● Task to carry out
Extract every line below that contains the word "signal".

— Start —

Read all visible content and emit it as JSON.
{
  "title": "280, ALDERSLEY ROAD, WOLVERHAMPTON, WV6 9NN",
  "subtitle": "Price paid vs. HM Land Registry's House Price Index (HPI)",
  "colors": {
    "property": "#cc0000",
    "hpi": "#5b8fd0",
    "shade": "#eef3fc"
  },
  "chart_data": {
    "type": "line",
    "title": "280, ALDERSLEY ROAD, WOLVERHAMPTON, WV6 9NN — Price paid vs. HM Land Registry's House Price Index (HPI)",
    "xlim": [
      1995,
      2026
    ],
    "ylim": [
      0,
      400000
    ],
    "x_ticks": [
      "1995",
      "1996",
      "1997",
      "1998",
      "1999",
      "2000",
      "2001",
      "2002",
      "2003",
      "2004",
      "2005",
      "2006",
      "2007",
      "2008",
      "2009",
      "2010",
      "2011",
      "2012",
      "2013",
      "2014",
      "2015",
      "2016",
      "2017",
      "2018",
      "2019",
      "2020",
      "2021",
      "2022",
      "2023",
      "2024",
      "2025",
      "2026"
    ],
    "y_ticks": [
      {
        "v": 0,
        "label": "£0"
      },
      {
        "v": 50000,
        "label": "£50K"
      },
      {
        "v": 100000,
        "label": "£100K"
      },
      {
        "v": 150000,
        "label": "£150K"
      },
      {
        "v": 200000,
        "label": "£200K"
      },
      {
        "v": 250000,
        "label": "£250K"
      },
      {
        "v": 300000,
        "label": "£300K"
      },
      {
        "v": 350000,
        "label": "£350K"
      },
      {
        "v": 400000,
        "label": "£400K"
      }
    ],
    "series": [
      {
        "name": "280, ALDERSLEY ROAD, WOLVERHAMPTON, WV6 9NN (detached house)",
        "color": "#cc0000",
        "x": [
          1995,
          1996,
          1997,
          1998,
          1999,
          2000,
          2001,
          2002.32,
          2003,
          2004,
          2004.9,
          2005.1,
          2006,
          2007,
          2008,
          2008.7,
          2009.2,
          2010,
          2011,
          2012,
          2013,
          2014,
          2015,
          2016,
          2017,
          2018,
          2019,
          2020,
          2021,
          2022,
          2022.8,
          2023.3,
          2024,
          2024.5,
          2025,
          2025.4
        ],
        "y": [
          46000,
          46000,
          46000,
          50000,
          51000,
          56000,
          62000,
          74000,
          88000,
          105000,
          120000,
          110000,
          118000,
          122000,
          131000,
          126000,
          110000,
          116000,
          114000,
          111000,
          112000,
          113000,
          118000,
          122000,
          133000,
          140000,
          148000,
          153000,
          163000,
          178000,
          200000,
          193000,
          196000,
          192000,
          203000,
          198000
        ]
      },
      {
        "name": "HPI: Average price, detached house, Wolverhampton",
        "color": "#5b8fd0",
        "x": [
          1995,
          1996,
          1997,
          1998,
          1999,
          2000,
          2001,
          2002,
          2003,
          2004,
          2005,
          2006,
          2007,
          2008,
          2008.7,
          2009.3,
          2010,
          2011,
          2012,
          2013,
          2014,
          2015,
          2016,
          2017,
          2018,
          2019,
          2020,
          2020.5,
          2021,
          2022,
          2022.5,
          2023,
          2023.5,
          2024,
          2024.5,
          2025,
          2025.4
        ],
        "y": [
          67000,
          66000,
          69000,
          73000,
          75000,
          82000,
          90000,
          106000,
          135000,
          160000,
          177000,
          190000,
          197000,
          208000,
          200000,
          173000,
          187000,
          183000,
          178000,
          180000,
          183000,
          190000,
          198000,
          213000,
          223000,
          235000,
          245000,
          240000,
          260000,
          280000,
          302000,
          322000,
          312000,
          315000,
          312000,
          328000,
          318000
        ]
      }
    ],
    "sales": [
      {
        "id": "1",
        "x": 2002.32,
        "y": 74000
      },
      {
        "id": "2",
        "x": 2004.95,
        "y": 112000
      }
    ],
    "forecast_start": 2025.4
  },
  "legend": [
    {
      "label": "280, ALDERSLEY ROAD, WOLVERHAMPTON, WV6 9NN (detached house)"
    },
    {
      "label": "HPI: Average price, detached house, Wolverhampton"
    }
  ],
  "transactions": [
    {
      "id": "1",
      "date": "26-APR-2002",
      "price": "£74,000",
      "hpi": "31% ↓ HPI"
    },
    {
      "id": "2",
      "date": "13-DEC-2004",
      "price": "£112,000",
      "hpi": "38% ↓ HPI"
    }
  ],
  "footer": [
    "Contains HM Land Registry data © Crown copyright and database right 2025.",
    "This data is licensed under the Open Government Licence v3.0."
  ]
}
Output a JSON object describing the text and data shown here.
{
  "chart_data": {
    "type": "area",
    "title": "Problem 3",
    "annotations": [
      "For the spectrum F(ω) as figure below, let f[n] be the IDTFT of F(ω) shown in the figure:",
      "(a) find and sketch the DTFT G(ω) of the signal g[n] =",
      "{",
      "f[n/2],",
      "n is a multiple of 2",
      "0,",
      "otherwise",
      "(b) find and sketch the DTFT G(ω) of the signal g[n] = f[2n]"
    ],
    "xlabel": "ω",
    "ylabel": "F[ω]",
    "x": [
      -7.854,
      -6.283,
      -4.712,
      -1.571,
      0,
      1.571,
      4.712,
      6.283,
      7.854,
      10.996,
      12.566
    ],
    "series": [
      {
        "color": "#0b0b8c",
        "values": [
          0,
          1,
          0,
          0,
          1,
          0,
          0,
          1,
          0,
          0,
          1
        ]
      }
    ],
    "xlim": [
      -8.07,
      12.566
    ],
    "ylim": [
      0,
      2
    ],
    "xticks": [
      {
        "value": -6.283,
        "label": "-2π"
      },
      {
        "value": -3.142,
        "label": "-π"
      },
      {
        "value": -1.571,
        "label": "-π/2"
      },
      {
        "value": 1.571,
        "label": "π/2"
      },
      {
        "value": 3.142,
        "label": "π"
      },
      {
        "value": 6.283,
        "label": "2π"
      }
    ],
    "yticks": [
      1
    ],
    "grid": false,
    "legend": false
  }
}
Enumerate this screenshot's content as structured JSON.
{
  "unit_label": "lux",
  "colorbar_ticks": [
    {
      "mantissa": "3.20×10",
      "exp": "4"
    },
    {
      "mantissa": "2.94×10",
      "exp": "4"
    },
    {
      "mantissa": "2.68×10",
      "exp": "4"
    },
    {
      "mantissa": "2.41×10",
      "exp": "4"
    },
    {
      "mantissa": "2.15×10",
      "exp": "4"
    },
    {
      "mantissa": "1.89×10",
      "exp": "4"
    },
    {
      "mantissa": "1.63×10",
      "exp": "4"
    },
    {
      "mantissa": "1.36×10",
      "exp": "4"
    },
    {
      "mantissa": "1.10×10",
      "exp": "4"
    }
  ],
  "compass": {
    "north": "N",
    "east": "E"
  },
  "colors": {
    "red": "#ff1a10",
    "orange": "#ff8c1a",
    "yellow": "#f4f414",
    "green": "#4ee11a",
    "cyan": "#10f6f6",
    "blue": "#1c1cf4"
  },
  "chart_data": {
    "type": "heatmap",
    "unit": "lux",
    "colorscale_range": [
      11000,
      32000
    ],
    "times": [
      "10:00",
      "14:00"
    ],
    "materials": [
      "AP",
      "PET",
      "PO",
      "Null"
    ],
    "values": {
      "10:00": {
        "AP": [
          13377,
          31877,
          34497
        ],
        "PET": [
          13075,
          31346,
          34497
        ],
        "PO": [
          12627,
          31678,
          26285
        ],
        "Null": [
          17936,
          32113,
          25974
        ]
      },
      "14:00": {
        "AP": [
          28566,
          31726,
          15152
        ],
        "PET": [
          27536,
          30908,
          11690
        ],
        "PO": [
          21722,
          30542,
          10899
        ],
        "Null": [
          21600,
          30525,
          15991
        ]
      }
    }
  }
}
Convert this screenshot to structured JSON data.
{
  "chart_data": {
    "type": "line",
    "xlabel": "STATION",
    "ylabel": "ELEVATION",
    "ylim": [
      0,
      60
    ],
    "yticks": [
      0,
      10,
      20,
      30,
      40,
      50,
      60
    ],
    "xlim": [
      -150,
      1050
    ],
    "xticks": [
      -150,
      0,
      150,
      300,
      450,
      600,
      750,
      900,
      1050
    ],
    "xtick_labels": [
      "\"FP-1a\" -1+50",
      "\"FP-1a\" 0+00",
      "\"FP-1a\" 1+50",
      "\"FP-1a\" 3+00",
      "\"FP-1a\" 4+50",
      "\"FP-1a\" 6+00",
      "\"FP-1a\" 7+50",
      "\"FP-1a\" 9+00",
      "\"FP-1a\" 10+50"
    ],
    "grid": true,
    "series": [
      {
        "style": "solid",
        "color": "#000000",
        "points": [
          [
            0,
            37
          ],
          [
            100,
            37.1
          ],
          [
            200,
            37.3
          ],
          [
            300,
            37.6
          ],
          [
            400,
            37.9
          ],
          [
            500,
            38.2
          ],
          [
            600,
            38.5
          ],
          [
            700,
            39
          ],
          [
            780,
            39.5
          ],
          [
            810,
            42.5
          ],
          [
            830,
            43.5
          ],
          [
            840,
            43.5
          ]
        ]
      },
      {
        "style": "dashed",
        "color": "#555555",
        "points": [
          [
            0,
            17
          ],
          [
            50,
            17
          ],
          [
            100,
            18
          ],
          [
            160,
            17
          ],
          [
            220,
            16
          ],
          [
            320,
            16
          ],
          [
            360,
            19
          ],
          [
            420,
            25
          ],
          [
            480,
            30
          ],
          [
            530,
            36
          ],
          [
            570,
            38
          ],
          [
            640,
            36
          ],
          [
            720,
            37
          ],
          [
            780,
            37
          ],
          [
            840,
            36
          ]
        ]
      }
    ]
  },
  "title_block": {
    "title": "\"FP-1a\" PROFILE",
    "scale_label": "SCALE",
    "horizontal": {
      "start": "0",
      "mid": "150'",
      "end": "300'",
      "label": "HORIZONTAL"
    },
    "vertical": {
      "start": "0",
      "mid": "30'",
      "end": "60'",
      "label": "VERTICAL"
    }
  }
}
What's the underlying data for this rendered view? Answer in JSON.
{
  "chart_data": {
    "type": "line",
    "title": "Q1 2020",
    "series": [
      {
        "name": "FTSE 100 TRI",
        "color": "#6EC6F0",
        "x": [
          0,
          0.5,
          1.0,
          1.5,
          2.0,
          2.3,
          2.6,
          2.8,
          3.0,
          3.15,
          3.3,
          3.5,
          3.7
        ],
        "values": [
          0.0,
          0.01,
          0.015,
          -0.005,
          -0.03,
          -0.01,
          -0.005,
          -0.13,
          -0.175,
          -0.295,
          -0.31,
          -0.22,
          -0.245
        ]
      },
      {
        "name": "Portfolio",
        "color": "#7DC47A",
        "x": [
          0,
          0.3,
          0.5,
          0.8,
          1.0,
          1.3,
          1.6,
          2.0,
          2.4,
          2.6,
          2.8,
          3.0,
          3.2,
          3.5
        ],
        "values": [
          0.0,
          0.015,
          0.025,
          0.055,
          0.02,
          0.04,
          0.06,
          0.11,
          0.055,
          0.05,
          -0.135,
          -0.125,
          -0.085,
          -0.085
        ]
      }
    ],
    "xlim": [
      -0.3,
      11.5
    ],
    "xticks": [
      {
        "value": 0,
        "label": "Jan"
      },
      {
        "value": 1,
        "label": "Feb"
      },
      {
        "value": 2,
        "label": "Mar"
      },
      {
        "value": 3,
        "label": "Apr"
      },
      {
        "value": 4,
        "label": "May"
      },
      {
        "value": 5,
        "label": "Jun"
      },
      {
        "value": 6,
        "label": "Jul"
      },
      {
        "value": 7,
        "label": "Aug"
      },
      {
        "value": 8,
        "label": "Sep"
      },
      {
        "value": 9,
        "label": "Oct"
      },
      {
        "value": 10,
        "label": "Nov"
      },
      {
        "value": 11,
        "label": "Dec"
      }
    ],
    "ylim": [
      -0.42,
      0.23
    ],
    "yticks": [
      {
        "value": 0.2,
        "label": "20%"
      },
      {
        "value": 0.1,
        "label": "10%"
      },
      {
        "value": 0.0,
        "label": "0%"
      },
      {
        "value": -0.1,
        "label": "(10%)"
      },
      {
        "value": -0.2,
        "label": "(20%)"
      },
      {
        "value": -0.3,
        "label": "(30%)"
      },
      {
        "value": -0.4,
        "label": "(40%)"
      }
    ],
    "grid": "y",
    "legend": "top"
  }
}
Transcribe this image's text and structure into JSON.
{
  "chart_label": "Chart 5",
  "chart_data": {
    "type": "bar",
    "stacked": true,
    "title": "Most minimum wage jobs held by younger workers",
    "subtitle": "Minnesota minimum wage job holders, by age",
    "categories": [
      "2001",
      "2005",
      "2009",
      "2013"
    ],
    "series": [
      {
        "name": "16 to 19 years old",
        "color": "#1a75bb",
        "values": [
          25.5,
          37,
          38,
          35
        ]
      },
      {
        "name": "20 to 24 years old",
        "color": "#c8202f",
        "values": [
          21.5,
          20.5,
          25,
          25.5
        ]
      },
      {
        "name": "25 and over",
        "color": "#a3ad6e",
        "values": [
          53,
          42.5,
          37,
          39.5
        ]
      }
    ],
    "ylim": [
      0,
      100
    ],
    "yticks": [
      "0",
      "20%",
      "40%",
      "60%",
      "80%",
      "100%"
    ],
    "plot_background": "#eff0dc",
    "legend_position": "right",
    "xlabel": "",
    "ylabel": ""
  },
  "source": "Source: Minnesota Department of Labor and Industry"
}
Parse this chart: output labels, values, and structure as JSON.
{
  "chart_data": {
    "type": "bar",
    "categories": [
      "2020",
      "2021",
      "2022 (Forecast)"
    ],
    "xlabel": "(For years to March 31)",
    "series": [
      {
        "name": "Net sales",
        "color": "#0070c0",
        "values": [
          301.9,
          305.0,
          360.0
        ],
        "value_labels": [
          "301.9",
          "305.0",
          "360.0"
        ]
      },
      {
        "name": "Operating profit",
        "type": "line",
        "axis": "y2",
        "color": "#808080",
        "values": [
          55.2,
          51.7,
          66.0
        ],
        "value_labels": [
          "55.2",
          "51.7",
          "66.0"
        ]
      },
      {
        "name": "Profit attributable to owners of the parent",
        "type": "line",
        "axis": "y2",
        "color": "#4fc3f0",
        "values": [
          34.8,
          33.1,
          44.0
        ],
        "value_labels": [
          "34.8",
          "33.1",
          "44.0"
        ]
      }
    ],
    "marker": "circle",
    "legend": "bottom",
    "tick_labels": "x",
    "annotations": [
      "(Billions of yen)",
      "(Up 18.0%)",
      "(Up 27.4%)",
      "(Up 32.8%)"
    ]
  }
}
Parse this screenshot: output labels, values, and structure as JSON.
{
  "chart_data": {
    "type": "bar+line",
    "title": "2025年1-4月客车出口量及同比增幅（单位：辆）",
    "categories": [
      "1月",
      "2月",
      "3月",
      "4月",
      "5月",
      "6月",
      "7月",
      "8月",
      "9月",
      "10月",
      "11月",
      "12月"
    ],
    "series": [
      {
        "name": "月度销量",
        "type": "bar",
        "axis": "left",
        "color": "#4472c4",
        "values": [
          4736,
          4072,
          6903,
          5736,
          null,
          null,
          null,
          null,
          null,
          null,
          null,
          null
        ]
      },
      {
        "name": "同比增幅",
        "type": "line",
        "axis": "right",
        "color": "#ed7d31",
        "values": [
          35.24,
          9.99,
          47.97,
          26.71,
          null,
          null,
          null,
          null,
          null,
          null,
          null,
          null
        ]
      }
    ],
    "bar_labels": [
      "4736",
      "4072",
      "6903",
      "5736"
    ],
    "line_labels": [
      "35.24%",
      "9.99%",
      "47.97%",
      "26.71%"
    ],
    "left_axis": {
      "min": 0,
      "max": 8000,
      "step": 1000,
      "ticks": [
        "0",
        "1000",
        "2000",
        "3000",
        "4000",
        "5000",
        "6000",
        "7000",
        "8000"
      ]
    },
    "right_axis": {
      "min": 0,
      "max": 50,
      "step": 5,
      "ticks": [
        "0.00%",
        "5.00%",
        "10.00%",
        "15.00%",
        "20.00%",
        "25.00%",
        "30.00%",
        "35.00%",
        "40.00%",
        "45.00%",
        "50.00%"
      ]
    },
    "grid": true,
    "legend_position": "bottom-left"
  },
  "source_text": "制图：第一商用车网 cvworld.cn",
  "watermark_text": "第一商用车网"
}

— End —

● Solution
      "(a) find and sketch the DTFT G(ω) of the signal g[n] =",
      "(b) find and sketch the DTFT G(ω) of the signal g[n] = f[2n]"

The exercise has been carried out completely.